> Problem requirements: The entries below are to be written out again without alteration.
# Start of Record list
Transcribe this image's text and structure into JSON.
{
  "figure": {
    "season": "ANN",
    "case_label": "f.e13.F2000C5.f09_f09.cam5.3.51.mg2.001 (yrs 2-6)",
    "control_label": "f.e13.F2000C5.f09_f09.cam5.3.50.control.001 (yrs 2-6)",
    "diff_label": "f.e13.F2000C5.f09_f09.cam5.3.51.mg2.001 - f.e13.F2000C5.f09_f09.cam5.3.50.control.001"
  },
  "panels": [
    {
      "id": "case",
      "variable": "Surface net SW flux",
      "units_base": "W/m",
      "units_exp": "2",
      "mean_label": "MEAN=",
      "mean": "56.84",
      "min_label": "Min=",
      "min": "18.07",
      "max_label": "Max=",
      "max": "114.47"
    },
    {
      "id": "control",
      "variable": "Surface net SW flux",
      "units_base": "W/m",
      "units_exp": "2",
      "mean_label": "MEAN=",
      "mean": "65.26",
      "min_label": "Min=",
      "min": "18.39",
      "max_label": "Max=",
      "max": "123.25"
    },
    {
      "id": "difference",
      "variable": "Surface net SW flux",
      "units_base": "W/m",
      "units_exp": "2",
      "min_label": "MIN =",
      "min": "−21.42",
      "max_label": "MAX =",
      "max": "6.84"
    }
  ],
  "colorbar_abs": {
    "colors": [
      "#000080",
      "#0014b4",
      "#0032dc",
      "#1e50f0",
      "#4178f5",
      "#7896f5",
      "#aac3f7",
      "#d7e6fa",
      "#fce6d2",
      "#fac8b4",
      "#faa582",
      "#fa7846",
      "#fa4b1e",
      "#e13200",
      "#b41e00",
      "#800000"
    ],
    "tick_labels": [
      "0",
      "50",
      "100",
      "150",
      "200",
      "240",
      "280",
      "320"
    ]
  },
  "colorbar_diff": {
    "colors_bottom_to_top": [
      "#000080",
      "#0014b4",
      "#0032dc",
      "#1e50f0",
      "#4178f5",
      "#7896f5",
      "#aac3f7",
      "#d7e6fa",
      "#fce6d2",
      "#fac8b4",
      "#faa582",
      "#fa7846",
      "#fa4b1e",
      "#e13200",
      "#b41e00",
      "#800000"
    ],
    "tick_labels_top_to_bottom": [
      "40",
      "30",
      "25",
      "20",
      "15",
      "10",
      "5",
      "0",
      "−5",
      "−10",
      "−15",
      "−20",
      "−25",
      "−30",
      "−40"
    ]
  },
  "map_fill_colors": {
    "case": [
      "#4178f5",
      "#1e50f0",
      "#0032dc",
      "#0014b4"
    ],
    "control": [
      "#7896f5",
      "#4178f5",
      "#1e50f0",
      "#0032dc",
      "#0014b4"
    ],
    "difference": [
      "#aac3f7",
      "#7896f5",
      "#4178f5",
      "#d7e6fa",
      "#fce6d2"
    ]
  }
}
# End of Record list
> Written response:
Transcribe this image's text and structure into JSON.
{
  "figure": {
    "season": "ANN",
    "case_label": "f.e13.F2000C5.f09_f09.cam5.3.51.mg2.001 (yrs 2-6)",
    "control_label": "f.e13.F2000C5.f09_f09.cam5.3.50.control.001 (yrs 2-6)",
    "diff_label": "f.e13.F2000C5.f09_f09.cam5.3.51.mg2.001 - f.e13.F2000C5.f09_f09.cam5.3.50.control.001"
  },
  "panels": [
    {
      "id": "case",
      "variable": "Surface net SW flux",
      "units_base": "W/m",
      "units_exp": "2",
      "mean_label": "MEAN=",
      "mean": "56.84",
      "min_label": "Min=",
      "min": "18.07",
      "max_label": "Max=",
      "max": "114.47"
    },
    {
      "id": "control",
      "variable": "Surface net SW flux",
      "units_base": "W/m",
      "units_exp": "2",
      "mean_label": "MEAN=",
      "mean": "65.26",
      "min_label": "Min=",
      "min": "18.39",
      "max_label": "Max=",
      "max": "123.25"
    },
    {
      "id": "difference",
      "variable": "Surface net SW flux",
      "units_base": "W/m",
      "units_exp": "2",
      "min_label": "MIN =",
      "min": "−21.42",
      "max_label": "MAX =",
      "max": "6.84"
    }
  ],
  "colorbar_abs": {
    "colors": [
      "#000080",
      "#0014b4",
      "#0032dc",
      "#1e50f0",
      "#4178f5",
      "#7896f5",
      "#aac3f7",
      "#d7e6fa",
      "#fce6d2",
      "#fac8b4",
      "#faa582",
      "#fa7846",
      "#fa4b1e",
      "#e13200",
      "#b41e00",
      "#800000"
    ],
    "tick_labels": [
      "0",
      "50",
      "100",
      "150",
      "200",
      "240",
      "280",
      "320"
    ]
  },
  "colorbar_diff": {
    "colors_bottom_to_top": [
      "#000080",
      "#0014b4",
      "#0032dc",
      "#1e50f0",
      "#4178f5",
      "#7896f5",
      "#aac3f7",
      "#d7e6fa",
      "#fce6d2",
      "#fac8b4",
      "#faa582",
      "#fa7846",
      "#fa4b1e",
      "#e13200",
      "#b41e00",
      "#800000"
    ],
    "tick_labels_top_to_bottom": [
      "40",
      "30",
      "25",
      "20",
      "15",
      "10",
      "5",
      "0",
      "−5",
      "−10",
      "−15",
      "−20",
      "−25",
      "−30",
      "−40"
    ]
  },
  "map_fill_colors": {
    "case": [
      "#4178f5",
      "#1e50f0",
      "#0032dc",
      "#0014b4"
    ],
    "control": [
      "#7896f5",
      "#4178f5",
      "#1e50f0",
      "#0032dc",
      "#0014b4"
    ],
    "difference": [
      "#aac3f7",
      "#7896f5",
      "#4178f5",
      "#d7e6fa",
      "#fce6d2"
    ]
  }
}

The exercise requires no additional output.